**GOAL**
Retype the entries below word for word, from their first line through the line containing "destination: ES TAR bbox=[387, 951, 737, 984]", including both ends.

>>>>>

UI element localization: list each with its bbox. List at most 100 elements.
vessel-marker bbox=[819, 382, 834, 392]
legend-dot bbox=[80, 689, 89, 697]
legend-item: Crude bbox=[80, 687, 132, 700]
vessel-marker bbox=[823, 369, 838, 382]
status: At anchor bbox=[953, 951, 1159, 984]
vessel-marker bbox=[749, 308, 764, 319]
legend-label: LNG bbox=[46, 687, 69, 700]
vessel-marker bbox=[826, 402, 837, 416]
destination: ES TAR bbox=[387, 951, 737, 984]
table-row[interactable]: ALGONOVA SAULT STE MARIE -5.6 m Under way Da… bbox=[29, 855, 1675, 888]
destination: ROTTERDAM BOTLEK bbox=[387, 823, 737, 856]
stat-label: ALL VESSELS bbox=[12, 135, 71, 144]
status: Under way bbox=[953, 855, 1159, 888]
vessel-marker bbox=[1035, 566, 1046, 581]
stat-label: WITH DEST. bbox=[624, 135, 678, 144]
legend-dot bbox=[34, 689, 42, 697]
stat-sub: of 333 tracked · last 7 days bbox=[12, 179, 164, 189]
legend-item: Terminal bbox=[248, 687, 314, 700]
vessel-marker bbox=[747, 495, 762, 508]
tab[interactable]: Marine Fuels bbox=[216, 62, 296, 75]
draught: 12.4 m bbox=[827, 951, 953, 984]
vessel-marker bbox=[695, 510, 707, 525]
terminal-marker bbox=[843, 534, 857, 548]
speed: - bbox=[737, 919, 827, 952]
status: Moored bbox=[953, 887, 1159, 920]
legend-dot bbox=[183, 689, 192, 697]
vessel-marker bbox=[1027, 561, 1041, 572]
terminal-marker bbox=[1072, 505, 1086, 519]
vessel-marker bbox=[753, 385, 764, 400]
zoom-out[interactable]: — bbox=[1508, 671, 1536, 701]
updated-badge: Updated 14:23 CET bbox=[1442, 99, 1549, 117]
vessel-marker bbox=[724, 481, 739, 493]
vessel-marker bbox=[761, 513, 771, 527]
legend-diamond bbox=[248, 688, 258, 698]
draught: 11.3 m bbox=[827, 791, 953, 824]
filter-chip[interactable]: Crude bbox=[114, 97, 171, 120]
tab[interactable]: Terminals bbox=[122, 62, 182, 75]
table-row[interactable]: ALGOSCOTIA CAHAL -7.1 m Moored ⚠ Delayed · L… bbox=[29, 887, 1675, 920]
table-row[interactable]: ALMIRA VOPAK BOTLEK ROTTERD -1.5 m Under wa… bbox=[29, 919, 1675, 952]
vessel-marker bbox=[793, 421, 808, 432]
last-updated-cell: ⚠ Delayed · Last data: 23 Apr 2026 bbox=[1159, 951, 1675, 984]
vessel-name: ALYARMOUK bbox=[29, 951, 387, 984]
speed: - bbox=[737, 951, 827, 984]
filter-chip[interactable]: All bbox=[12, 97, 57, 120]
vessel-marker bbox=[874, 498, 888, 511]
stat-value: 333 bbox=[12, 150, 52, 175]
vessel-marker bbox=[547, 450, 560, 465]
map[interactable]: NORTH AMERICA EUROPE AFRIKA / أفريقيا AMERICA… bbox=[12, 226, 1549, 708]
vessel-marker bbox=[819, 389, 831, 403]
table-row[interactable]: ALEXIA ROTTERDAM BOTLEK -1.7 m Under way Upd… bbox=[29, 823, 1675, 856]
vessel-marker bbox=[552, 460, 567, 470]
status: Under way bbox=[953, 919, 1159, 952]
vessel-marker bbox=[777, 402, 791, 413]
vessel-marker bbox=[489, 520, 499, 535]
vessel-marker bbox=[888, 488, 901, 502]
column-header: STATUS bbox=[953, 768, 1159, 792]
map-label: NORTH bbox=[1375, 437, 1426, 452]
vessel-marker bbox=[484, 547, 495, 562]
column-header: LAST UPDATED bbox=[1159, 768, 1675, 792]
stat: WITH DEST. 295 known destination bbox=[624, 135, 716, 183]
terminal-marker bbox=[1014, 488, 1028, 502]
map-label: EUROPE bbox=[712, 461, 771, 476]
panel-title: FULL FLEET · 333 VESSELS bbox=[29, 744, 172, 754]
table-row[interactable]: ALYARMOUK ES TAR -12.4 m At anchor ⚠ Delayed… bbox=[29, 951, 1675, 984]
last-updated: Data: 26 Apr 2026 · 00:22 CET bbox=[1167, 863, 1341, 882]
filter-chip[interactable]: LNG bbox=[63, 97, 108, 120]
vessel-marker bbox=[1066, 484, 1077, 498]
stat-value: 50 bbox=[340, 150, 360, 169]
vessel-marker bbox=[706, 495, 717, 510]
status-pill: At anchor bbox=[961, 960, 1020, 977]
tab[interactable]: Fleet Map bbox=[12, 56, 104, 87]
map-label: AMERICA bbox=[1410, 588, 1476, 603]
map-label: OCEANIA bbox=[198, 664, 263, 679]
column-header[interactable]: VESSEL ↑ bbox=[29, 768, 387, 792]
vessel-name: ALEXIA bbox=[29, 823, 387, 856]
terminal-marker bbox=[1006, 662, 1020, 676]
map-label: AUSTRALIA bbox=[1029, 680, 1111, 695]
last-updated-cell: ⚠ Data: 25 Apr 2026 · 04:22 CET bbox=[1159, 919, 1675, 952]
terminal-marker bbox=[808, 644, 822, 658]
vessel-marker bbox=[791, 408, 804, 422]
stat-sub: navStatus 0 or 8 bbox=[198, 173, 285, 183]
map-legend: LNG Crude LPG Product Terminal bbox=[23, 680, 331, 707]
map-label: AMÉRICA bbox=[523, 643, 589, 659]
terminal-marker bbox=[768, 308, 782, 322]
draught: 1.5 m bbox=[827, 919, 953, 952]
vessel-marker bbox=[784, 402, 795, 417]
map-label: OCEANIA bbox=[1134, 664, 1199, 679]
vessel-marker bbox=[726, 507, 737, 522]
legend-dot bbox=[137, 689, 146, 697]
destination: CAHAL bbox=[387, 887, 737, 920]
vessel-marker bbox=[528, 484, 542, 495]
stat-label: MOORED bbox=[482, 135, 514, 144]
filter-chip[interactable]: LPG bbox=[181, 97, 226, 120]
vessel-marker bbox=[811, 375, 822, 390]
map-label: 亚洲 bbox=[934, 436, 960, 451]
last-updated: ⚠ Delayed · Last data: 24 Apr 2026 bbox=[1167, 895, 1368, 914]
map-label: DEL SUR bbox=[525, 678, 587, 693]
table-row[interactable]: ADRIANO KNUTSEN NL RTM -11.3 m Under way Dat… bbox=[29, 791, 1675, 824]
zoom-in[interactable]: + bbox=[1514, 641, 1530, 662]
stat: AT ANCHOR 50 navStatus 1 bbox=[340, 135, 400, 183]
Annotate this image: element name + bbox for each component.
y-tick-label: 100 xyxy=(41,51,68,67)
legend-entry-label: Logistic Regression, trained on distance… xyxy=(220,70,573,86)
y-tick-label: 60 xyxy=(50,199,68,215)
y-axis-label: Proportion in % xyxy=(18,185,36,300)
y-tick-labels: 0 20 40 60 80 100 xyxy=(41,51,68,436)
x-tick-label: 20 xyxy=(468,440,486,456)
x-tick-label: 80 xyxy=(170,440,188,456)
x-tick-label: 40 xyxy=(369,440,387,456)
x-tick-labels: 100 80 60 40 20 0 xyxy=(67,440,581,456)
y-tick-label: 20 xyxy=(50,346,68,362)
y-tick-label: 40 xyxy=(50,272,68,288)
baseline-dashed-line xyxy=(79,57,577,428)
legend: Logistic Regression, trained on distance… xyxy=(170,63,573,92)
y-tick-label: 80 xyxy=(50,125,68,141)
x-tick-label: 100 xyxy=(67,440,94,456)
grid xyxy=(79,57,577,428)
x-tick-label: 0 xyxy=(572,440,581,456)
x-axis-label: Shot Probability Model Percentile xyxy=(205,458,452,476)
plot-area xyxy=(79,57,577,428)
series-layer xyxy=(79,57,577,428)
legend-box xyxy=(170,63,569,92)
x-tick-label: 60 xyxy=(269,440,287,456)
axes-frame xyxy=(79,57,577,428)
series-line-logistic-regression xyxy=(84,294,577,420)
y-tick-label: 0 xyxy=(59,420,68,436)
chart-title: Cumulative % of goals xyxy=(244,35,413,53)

<<<<<

**RESULT OF THE EXERCISE**
UI element localization: list each with its bbox. List at most 100 elements.
vessel-marker bbox=[819, 382, 834, 392]
legend-dot bbox=[80, 689, 89, 697]
legend-item: Crude bbox=[80, 687, 132, 700]
vessel-marker bbox=[823, 369, 838, 382]
status: At anchor bbox=[953, 951, 1159, 984]
vessel-marker bbox=[749, 308, 764, 319]
legend-label: LNG bbox=[46, 687, 69, 700]
vessel-marker bbox=[826, 402, 837, 416]
destination: ES TAR bbox=[387, 951, 737, 984]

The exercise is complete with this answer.